THE EXERCISE » Of all the lines in the records below, how many hold the word "What"? Give the number alone.

DATA ROWS »
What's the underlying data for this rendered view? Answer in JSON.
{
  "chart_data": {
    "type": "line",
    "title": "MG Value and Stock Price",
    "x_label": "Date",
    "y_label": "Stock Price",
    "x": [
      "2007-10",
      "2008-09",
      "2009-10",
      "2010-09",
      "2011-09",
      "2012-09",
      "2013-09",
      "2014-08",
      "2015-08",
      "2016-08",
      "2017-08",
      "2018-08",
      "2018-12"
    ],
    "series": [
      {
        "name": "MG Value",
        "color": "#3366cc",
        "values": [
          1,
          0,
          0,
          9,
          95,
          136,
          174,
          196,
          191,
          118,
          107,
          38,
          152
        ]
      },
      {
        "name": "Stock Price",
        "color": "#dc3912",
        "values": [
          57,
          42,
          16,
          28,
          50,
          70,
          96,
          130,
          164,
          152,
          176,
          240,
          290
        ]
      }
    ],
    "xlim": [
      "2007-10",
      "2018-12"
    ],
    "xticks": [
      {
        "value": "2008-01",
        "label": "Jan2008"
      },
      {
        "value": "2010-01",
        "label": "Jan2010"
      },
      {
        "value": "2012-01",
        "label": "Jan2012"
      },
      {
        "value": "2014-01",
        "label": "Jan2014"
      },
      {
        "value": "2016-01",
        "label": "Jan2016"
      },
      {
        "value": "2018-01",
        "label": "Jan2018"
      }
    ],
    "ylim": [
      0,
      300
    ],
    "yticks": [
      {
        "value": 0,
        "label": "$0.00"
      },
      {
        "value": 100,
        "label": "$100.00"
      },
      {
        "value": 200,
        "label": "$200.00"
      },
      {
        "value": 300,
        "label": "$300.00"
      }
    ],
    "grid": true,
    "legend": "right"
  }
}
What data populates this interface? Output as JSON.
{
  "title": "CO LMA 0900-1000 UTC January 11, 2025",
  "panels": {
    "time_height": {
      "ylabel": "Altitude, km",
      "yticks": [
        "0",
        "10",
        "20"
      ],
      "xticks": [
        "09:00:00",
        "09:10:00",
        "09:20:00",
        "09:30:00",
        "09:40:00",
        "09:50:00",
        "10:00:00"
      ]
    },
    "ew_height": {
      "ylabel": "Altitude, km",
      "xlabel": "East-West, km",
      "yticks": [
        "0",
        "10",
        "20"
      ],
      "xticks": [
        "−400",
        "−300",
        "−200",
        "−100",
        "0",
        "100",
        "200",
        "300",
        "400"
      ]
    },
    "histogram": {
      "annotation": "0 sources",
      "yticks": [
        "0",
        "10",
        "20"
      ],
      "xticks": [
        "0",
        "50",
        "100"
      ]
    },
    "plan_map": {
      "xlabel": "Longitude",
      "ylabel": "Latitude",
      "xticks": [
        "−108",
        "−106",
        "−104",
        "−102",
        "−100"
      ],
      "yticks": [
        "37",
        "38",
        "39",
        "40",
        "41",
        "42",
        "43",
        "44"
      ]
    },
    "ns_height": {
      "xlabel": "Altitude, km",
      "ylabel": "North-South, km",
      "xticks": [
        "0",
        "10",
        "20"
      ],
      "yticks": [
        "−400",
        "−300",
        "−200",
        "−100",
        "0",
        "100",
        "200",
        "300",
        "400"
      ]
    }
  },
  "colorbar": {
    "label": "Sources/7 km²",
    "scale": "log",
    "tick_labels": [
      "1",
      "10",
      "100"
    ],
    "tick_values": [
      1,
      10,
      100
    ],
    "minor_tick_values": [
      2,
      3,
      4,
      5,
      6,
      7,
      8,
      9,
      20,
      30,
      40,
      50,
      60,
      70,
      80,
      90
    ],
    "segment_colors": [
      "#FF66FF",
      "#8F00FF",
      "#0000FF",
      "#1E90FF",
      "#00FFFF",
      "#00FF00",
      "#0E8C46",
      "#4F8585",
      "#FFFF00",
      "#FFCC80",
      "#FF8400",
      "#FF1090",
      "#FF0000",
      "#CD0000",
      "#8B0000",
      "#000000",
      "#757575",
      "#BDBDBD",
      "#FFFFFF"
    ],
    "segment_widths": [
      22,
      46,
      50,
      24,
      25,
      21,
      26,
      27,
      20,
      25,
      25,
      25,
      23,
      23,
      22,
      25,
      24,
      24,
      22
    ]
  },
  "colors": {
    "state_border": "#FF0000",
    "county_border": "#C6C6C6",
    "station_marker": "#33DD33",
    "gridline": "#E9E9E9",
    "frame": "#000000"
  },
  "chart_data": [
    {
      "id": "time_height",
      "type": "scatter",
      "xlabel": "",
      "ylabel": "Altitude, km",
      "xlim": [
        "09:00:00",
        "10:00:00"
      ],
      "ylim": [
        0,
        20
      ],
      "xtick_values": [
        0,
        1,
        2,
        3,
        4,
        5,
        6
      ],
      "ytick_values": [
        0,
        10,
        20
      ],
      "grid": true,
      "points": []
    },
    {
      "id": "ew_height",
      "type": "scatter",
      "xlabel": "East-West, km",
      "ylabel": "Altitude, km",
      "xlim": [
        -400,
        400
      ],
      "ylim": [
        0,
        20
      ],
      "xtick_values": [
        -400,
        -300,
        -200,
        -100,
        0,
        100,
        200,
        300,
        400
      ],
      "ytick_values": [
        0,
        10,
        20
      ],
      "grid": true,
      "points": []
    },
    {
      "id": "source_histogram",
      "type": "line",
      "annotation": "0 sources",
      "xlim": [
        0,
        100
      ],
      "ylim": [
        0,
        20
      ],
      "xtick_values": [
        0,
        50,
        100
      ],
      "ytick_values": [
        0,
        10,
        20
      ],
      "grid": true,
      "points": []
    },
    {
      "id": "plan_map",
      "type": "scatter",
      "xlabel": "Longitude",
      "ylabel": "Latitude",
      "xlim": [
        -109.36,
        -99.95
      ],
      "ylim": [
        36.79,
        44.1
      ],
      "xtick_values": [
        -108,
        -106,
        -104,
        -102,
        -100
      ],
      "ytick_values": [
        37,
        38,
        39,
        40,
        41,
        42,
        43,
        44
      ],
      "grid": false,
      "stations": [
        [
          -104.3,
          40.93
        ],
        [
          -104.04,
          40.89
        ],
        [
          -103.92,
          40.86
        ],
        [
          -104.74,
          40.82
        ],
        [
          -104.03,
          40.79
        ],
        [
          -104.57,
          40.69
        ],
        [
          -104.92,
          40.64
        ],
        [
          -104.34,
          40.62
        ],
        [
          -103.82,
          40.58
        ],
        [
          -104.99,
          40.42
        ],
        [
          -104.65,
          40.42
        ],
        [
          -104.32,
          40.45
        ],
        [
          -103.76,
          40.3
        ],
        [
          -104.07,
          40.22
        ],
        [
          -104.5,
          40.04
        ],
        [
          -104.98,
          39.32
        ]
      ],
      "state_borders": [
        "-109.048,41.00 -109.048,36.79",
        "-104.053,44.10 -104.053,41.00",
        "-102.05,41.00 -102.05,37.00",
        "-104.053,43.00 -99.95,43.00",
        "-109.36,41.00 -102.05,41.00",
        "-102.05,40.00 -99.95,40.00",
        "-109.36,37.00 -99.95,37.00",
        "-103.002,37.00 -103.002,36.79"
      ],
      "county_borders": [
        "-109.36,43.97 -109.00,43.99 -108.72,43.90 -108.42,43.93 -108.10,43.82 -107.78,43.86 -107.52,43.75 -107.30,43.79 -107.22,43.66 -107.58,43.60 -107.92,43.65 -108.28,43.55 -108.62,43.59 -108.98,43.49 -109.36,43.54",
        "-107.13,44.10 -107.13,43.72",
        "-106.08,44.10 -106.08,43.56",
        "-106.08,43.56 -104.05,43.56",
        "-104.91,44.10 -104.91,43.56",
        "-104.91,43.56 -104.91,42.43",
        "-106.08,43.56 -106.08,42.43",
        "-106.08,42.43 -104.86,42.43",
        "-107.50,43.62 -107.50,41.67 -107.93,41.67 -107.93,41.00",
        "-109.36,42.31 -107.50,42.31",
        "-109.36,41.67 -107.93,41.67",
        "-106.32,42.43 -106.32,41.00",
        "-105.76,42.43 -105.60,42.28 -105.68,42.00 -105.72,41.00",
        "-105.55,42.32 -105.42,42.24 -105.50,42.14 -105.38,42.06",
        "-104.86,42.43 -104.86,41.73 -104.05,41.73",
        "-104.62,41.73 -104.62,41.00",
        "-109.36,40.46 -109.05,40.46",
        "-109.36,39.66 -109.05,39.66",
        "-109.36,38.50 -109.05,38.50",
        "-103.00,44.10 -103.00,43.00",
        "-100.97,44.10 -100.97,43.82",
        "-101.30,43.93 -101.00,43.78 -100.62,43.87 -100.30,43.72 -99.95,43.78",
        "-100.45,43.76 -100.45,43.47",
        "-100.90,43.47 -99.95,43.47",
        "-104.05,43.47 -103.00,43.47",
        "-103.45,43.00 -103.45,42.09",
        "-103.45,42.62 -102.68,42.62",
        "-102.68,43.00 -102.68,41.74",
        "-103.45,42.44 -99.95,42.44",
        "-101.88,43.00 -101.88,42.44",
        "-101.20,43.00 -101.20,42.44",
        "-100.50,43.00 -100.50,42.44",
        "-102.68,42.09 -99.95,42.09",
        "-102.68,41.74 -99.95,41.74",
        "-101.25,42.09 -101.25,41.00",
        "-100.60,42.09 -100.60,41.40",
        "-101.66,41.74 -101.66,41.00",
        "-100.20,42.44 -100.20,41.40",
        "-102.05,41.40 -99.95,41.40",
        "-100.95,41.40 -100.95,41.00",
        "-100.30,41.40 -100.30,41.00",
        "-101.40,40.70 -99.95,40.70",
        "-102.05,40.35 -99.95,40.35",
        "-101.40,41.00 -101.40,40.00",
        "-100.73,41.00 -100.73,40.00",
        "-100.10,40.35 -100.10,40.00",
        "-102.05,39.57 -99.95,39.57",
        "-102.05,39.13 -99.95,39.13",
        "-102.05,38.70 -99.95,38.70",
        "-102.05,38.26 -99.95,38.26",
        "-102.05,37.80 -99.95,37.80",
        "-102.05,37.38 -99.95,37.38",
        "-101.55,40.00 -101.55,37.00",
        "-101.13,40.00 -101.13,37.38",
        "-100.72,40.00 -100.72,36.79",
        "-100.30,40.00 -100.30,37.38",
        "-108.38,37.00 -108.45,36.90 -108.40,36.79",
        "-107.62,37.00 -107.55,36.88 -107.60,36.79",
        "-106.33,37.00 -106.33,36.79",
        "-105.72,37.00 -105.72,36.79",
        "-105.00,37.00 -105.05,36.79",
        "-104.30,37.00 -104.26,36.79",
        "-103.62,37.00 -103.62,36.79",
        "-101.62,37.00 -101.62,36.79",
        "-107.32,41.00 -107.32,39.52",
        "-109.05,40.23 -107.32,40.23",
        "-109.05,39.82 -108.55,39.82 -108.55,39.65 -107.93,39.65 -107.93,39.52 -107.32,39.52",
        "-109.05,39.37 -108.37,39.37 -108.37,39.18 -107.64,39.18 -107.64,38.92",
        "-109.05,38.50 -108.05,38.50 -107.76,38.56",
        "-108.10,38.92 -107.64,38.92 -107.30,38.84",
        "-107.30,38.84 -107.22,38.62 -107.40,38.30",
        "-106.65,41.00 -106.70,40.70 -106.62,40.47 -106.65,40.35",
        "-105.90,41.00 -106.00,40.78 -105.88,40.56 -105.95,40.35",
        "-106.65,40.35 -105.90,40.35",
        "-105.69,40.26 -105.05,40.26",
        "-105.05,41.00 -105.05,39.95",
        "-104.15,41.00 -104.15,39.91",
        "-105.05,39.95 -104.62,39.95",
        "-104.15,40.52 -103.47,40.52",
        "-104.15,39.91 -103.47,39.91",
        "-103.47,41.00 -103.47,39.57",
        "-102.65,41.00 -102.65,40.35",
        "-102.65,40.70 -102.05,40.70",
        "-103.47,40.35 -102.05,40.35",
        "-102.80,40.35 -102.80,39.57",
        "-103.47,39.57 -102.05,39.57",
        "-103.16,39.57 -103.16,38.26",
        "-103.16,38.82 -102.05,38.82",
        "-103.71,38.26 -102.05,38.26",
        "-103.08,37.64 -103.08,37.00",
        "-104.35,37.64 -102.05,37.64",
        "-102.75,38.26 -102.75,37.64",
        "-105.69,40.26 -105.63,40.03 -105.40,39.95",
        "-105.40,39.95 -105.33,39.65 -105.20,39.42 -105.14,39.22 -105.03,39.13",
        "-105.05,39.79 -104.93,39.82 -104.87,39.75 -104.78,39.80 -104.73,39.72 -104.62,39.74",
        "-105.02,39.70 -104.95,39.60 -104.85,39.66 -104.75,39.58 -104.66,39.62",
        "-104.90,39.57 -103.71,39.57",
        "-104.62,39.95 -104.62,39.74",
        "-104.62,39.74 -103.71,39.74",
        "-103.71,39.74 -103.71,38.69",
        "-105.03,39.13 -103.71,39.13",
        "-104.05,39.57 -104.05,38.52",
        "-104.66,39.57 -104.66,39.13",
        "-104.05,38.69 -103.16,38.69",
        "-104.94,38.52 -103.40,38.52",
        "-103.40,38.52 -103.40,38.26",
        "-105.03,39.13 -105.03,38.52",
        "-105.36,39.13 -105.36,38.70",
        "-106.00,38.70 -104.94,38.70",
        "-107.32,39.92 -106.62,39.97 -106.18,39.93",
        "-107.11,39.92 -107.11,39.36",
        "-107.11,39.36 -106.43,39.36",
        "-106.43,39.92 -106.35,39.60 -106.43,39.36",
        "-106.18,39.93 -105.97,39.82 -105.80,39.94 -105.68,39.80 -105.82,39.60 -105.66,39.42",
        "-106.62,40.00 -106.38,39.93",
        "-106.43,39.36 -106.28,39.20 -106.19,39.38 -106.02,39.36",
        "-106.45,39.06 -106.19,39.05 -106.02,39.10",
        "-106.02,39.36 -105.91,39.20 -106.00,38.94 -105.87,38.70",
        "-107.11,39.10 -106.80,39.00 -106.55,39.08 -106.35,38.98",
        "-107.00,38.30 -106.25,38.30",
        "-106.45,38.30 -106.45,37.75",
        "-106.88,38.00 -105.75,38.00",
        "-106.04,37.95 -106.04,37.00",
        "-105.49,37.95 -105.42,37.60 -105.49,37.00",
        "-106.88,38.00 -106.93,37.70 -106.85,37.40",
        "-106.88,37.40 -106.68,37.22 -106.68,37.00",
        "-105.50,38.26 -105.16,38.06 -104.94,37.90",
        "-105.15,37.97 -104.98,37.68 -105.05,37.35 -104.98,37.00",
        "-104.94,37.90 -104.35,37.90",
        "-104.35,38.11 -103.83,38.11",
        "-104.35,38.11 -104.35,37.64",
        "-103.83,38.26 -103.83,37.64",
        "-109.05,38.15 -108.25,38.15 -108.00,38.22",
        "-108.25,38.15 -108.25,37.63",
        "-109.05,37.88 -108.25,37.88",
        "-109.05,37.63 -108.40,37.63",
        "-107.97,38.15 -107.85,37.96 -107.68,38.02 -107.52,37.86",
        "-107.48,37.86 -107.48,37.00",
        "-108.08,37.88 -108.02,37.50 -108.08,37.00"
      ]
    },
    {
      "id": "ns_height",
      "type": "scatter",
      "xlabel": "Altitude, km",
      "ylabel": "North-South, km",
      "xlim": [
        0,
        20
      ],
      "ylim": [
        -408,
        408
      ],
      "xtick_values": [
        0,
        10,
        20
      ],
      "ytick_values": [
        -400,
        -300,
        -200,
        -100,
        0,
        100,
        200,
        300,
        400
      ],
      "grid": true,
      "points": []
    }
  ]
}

THE RESPONSE » 2